TASK DIRECTIONS
Leave out the pictures and copy every record exactly.

AVAILABLE RECORDS

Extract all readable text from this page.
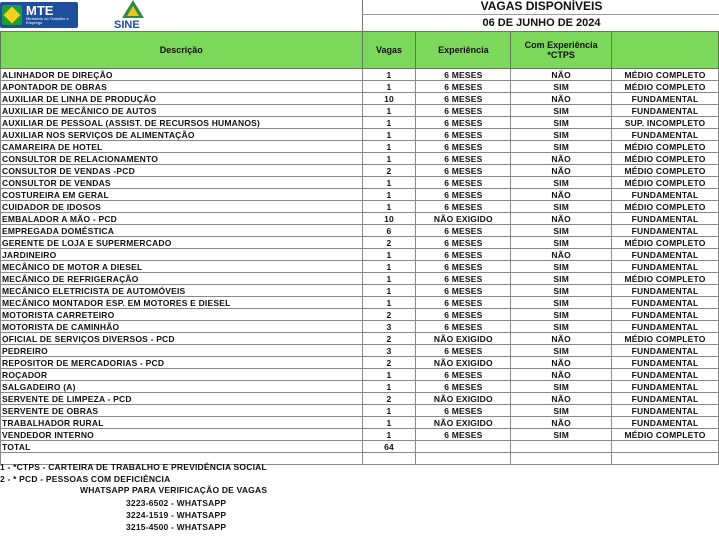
MTE
Ministério do Trabalho e Emprego	SINE
VAGAS DISPONÍVEIS
06 DE JUNHO DE 2024
Descrição	Vagas	Experiência	Com Experiência *CTPS	
ALINHADOR DE DIREÇÃO	1	6 MESES	NÃO	MÉDIO COMPLETO
APONTADOR DE OBRAS	1	6 MESES	SIM	MÉDIO COMPLETO
AUXILIAR DE LINHA DE PRODUÇÃO	10	6 MESES	NÃO	FUNDAMENTAL
AUXILIAR DE MECÂNICO DE AUTOS	1	6 MESES	SIM	FUNDAMENTAL
AUXILIAR DE PESSOAL (ASSIST. DE RECURSOS HUMANOS)	1	6 MESES	SIM	SUP. INCOMPLETO
AUXILIAR NOS SERVIÇOS DE ALIMENTAÇÃO	1	6 MESES	SIM	FUNDAMENTAL
CAMAREIRA DE HOTEL	1	6 MESES	SIM	MÉDIO COMPLETO
CONSULTOR DE RELACIONAMENTO	1	6 MESES	NÃO	MÉDIO COMPLETO
CONSULTOR DE VENDAS -PCD	2	6 MESES	NÃO	MÉDIO COMPLETO
CONSULTOR DE VENDAS	1	6 MESES	SIM	MÉDIO COMPLETO
COSTUREIRA EM GERAL	1	6 MESES	NÃO	FUNDAMENTAL
CUIDADOR DE IDOSOS	1	6 MESES	SIM	MÉDIO COMPLETO
EMBALADOR A MÃO - PCD	10	NÃO EXIGIDO	NÃO	FUNDAMENTAL
EMPREGADA DOMÉSTICA	6	6 MESES	SIM	FUNDAMENTAL
GERENTE DE LOJA E SUPERMERCADO	2	6 MESES	SIM	MÉDIO COMPLETO
JARDINEIRO	1	6 MESES	NÃO	FUNDAMENTAL
MECÂNICO DE MOTOR A DIESEL	1	6 MESES	SIM	FUNDAMENTAL
MECÂNICO DE REFRIGERAÇÃO	1	6 MESES	SIM	MÉDIO COMPLETO
MECÂNICO ELETRICISTA DE AUTOMÓVEIS	1	6 MESES	SIM	FUNDAMENTAL
MECÂNICO MONTADOR ESP. EM MOTORES E DIESEL	1	6 MESES	SIM	FUNDAMENTAL
MOTORISTA CARRETEIRO	2	6 MESES	SIM	FUNDAMENTAL
MOTORISTA DE CAMINHÃO	3	6 MESES	SIM	FUNDAMENTAL
OFICIAL DE SERVIÇOS DIVERSOS - PCD	2	NÃO EXIGIDO	NÃO	MÉDIO COMPLETO
PEDREIRO	3	6 MESES	SIM	FUNDAMENTAL
REPOSITOR DE MERCADORIAS - PCD	2	NÃO EXIGIDO	NÃO	FUNDAMENTAL
ROÇADOR	1	6 MESES	NÃO	FUNDAMENTAL
SALGADEIRO (A)	1	6 MESES	SIM	FUNDAMENTAL
SERVENTE DE LIMPEZA - PCD	2	NÃO EXIGIDO	NÃO	FUNDAMENTAL
SERVENTE DE OBRAS	1	6 MESES	SIM	FUNDAMENTAL
TRABALHADOR RURAL	1	NÃO EXIGIDO	NÃO	FUNDAMENTAL
VENDEDOR INTERNO	1	6 MESES	SIM	MÉDIO COMPLETO
TOTAL	64			

1 - *CTPS - CARTEIRA DE TRABALHO E PREVIDÊNCIA SOCIAL
2 - * PCD - PESSOAS COM DEFICIÊNCIA
WHATSAPP PARA VERIFICAÇÃO DE VAGAS
3223-6502 - WHATSAPP
3224-1519 - WHATSAPP
3215-4500 - WHATSAPP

ANSWER BELOW
Extract all readable text from this page.
MTE
Ministério do Trabalho e Emprego	SINE
VAGAS DISPONÍVEIS
06 DE JUNHO DE 2024
Descrição	Vagas	Experiência	Com Experiência *CTPS	
ALINHADOR DE DIREÇÃO	1	6 MESES	NÃO	MÉDIO COMPLETO
APONTADOR DE OBRAS	1	6 MESES	SIM	MÉDIO COMPLETO
AUXILIAR DE LINHA DE PRODUÇÃO	10	6 MESES	NÃO	FUNDAMENTAL
AUXILIAR DE MECÂNICO DE AUTOS	1	6 MESES	SIM	FUNDAMENTAL
AUXILIAR DE PESSOAL (ASSIST. DE RECURSOS HUMANOS)	1	6 MESES	SIM	SUP. INCOMPLETO
AUXILIAR NOS SERVIÇOS DE ALIMENTAÇÃO	1	6 MESES	SIM	FUNDAMENTAL
CAMAREIRA DE HOTEL	1	6 MESES	SIM	MÉDIO COMPLETO
CONSULTOR DE RELACIONAMENTO	1	6 MESES	NÃO	MÉDIO COMPLETO
CONSULTOR DE VENDAS -PCD	2	6 MESES	NÃO	MÉDIO COMPLETO
CONSULTOR DE VENDAS	1	6 MESES	SIM	MÉDIO COMPLETO
COSTUREIRA EM GERAL	1	6 MESES	NÃO	FUNDAMENTAL
CUIDADOR DE IDOSOS	1	6 MESES	SIM	MÉDIO COMPLETO
EMBALADOR A MÃO - PCD	10	NÃO EXIGIDO	NÃO	FUNDAMENTAL
EMPREGADA DOMÉSTICA	6	6 MESES	SIM	FUNDAMENTAL
GERENTE DE LOJA E SUPERMERCADO	2	6 MESES	SIM	MÉDIO COMPLETO
JARDINEIRO	1	6 MESES	NÃO	FUNDAMENTAL
MECÂNICO DE MOTOR A DIESEL	1	6 MESES	SIM	FUNDAMENTAL
MECÂNICO DE REFRIGERAÇÃO	1	6 MESES	SIM	MÉDIO COMPLETO
MECÂNICO ELETRICISTA DE AUTOMÓVEIS	1	6 MESES	SIM	FUNDAMENTAL
MECÂNICO MONTADOR ESP. EM MOTORES E DIESEL	1	6 MESES	SIM	FUNDAMENTAL
MOTORISTA CARRETEIRO	2	6 MESES	SIM	FUNDAMENTAL
MOTORISTA DE CAMINHÃO	3	6 MESES	SIM	FUNDAMENTAL
OFICIAL DE SERVIÇOS DIVERSOS - PCD	2	NÃO EXIGIDO	NÃO	MÉDIO COMPLETO
PEDREIRO	3	6 MESES	SIM	FUNDAMENTAL
REPOSITOR DE MERCADORIAS - PCD	2	NÃO EXIGIDO	NÃO	FUNDAMENTAL
ROÇADOR	1	6 MESES	NÃO	FUNDAMENTAL
SALGADEIRO (A)	1	6 MESES	SIM	FUNDAMENTAL
SERVENTE DE LIMPEZA - PCD	2	NÃO EXIGIDO	NÃO	FUNDAMENTAL
SERVENTE DE OBRAS	1	6 MESES	SIM	FUNDAMENTAL
TRABALHADOR RURAL	1	NÃO EXIGIDO	NÃO	FUNDAMENTAL
VENDEDOR INTERNO	1	6 MESES	SIM	MÉDIO COMPLETO
TOTAL	64			

1 - *CTPS - CARTEIRA DE TRABALHO E PREVIDÊNCIA SOCIAL
2 - * PCD - PESSOAS COM DEFICIÊNCIA
WHATSAPP PARA VERIFICAÇÃO DE VAGAS
3223-6502 - WHATSAPP
3224-1519 - WHATSAPP
3215-4500 - WHATSAPP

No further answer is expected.